SHORT TASK
Pull each line holding "name" out of the entries below.

[Source records]
+ + + +

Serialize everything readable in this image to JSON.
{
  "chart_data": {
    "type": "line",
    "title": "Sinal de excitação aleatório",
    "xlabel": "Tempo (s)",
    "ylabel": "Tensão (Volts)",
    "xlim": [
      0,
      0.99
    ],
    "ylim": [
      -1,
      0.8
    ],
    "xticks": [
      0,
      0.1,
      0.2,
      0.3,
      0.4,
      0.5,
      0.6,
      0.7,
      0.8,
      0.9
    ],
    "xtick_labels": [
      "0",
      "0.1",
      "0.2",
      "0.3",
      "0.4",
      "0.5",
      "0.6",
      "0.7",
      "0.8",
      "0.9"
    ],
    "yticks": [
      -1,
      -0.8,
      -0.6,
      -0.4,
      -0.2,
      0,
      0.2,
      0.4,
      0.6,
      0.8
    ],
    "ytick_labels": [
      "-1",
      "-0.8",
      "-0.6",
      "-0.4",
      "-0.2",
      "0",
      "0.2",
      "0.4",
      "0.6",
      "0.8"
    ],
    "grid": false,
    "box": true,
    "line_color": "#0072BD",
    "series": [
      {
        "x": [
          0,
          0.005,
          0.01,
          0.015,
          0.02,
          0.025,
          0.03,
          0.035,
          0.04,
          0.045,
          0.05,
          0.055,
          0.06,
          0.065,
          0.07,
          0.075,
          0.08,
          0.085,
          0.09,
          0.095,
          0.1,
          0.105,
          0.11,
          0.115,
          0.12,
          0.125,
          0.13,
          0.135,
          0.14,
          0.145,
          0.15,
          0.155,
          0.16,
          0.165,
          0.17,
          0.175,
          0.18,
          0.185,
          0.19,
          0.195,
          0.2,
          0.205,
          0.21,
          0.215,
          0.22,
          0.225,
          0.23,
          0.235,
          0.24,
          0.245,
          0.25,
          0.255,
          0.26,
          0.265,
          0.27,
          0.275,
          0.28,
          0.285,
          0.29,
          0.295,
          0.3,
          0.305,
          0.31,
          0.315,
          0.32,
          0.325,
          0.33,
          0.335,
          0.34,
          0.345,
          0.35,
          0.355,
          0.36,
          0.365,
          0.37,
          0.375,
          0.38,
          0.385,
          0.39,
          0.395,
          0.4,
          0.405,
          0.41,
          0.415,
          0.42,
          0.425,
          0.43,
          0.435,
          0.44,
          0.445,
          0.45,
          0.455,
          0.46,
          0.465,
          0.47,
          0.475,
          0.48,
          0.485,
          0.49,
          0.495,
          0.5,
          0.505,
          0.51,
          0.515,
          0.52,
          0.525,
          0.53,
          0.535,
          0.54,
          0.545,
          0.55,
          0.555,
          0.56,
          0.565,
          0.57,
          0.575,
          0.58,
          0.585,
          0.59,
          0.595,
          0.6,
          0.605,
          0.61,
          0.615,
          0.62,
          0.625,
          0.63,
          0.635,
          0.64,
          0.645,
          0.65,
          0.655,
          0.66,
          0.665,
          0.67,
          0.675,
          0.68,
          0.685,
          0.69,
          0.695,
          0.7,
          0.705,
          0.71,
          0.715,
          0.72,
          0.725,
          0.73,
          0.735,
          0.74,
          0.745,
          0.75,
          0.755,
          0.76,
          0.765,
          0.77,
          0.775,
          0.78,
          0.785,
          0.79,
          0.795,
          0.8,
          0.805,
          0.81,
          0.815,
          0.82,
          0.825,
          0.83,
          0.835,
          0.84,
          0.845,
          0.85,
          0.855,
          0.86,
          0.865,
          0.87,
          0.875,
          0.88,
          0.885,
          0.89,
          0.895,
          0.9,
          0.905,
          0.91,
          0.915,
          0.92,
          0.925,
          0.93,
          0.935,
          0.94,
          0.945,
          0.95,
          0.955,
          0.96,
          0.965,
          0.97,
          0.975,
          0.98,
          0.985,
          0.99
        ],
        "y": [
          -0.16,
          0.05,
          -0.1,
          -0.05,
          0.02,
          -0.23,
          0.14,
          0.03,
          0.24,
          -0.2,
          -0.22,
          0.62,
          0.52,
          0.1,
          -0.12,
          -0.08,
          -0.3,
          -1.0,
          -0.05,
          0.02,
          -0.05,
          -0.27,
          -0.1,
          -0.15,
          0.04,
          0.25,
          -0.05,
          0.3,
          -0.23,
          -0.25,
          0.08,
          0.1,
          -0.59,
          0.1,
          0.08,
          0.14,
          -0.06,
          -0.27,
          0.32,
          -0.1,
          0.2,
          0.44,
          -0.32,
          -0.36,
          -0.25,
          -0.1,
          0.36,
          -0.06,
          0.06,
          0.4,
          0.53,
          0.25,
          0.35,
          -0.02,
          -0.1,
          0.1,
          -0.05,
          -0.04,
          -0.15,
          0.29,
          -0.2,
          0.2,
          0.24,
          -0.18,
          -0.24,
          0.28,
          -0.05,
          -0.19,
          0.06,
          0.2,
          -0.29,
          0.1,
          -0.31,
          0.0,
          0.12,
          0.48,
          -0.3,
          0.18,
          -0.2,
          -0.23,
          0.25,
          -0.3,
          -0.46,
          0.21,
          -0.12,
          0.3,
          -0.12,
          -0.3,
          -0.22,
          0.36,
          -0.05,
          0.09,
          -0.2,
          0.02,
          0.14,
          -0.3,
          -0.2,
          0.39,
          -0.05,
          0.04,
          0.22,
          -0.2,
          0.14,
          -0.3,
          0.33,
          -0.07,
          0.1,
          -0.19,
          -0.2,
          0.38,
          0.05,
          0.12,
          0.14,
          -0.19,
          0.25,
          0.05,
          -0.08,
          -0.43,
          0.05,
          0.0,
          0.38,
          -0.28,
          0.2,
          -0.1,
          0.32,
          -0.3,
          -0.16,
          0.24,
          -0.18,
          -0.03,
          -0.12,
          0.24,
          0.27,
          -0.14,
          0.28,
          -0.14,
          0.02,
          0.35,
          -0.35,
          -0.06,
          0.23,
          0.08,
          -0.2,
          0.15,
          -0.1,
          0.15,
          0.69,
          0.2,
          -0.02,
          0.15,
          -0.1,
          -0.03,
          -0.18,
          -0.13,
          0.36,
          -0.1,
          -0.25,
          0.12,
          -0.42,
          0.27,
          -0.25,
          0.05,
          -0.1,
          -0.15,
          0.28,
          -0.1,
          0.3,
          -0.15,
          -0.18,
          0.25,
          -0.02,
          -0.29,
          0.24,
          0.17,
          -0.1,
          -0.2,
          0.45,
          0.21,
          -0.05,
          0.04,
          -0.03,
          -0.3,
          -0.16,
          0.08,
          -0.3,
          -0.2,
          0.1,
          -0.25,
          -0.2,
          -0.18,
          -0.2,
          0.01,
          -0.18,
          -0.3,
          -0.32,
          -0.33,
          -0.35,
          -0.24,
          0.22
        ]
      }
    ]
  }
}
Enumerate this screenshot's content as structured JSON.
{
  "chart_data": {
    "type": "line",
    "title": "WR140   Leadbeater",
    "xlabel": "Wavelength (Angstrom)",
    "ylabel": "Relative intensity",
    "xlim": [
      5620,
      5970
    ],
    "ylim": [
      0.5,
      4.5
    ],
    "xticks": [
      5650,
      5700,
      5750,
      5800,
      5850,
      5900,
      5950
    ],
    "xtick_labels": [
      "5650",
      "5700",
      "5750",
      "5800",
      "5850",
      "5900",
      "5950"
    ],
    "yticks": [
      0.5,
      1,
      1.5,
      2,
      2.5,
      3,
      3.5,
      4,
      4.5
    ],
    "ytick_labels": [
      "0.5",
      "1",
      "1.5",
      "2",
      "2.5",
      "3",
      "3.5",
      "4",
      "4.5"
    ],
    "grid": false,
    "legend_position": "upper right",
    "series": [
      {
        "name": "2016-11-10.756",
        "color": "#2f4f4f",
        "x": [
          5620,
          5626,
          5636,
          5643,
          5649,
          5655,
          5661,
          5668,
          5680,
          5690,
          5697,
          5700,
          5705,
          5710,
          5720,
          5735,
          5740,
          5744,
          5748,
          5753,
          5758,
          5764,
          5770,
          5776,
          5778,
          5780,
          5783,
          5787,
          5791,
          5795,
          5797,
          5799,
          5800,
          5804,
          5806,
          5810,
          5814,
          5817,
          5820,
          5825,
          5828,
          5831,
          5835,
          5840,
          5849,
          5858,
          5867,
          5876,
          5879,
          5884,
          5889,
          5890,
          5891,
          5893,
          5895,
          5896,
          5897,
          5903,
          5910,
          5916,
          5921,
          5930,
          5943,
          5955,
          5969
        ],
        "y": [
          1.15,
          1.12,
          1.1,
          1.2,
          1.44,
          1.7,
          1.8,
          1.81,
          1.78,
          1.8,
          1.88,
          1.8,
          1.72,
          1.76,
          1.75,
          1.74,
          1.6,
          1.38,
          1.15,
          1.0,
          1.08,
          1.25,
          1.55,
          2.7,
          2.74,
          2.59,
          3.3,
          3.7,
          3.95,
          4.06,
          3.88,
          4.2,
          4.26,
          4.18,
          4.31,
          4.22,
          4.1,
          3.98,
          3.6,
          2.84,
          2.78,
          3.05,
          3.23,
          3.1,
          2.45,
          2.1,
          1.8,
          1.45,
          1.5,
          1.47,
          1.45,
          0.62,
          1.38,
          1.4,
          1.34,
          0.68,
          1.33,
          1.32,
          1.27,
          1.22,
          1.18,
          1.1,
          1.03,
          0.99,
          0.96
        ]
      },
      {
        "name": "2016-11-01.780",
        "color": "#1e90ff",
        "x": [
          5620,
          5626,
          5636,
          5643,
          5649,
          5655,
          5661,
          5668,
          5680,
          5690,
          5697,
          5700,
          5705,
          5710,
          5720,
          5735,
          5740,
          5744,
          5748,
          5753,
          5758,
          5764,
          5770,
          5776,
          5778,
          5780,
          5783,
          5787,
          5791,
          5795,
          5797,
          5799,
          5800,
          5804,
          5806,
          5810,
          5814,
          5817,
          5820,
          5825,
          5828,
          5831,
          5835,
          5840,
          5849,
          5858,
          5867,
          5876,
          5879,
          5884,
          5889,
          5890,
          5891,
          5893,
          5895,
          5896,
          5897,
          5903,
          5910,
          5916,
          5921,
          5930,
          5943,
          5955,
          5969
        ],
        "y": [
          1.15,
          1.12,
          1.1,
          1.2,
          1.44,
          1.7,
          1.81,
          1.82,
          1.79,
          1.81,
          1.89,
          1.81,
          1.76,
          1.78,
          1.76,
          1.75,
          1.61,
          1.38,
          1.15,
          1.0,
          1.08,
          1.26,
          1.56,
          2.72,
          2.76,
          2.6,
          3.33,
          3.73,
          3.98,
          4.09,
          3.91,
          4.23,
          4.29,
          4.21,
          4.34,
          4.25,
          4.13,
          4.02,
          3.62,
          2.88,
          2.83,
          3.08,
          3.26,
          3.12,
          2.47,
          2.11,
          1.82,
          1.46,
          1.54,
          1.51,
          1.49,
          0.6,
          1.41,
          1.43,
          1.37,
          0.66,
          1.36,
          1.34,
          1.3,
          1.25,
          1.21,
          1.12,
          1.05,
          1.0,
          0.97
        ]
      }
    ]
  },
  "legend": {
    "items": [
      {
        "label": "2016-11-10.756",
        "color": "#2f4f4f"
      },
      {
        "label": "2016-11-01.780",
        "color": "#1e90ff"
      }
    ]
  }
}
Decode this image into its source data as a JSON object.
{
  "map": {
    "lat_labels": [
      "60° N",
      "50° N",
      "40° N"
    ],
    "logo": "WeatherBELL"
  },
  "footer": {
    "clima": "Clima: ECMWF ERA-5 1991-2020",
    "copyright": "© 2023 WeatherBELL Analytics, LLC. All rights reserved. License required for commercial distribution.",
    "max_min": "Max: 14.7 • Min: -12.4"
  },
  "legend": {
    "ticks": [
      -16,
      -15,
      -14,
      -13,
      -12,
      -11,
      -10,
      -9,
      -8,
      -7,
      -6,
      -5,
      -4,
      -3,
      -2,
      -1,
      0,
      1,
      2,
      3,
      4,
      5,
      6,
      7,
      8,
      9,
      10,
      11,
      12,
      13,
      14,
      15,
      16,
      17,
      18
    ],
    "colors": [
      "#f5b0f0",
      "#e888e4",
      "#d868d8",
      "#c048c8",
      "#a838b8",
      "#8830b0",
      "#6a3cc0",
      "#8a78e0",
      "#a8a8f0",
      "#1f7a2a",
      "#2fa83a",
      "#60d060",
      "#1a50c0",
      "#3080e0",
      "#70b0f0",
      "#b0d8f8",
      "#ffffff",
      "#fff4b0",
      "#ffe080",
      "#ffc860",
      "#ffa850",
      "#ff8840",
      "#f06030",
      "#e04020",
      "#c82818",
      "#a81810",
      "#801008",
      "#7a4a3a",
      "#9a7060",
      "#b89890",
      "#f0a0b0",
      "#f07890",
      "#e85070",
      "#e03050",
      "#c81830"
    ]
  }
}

+ + + +

WRITTEN SOLUTION
        "name": "2016-11-10.756",
        "name": "2016-11-01.780",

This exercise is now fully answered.